Source extract:
________________________________________
Donnie Berkholz wrote: [Mon Oct 24 2005, 11:37:03PM CDT]
> Now, the other side of the story. It's not true runtime dependence
> because it's not required for programs to run, only to compile. And the
> way I see it, things required for programs to compile are by definition
> DEPEND rather than RDEPEND.

I think I'm w/ spider on this one.  At the risk of initiating a semantic
scuffle, my view is that the DEPEND and RDEPEND variables exist solely
to tell portage what packages are needed for portage to produce a
fully-functional package.  A library w/ missing header dependencies is
clearly not fully-functional, so portage needs to include that
dependency even if it is a binary package that is being installed.  The 
way to do that is to include the dependency in RDEPEND, even if the name
seems to be not quite appropriate.
________________________________________
Dataset content:
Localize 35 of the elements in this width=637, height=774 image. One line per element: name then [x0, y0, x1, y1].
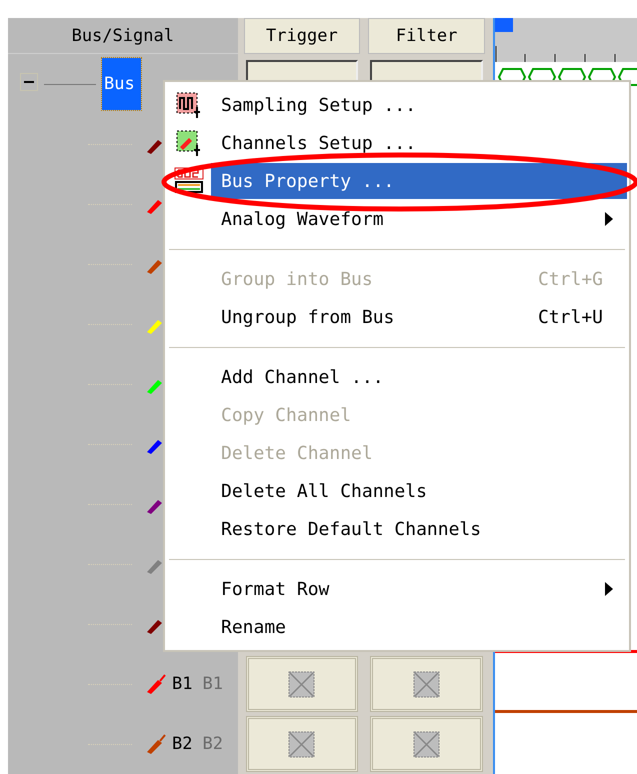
________________________________________
Objectives:
a) Answer these questions from the post on DEPEND and RDEPEND:
(i) In the quoted passage, what are things required for programs to compile said to be by definition?
(ii) Who does the reply say it agrees with?
(iii) In which variable does the reply say the dependency should be included?
b) Pick up the post on DEPEND and RDEPEND after its last sentence and continue it.

Answers in order:
a)
(i) DEPEND rather than RDEPEND.
(ii) spider.
(iii) RDEPEND.

b)
> The consequences of the two sides are like this, from what I can see:
> 
> 1) Headers are run-time and build-time deps
> 
> - - Headers have to be installed even when you're using purely binary
> packages, because they are supposedly needed at "runtime" for your
> packages to work.
> 
> - - Also, header packages can't be uninstalled after the build via
> depclean because they're specified as run-time dependencies.
> 
> 2) Headers are build-time deps only
> 
> - - Binary packages don't require the header packages.
> 
> - - Header packages can be unmerged after builds.
> 
> - - Packages requiring the headers have to DEPEND on them directly,
> because DEPENDs don't cascade. (Although this brings to mind the concept
> of some sort of cascadable DEPEND.)
> 
> 
> I'd like to hear what some other people think about this.

I've always been a big fan of the fact that by default we install
fully-capable packages that include headers, because it makes Gentoo
much more appealing to developers.  My group is working on some
cryo-microscopy software that incorporates quite a number of scientific
and graphical libraries, and setting up Ubuntu or Debian for one of our
project developers was a pain as I struggled to ensure that I had all of
the necessary development packages installed.

At the same time, I'm suppose that including header files by default is
not such a good thing for the embedded folks.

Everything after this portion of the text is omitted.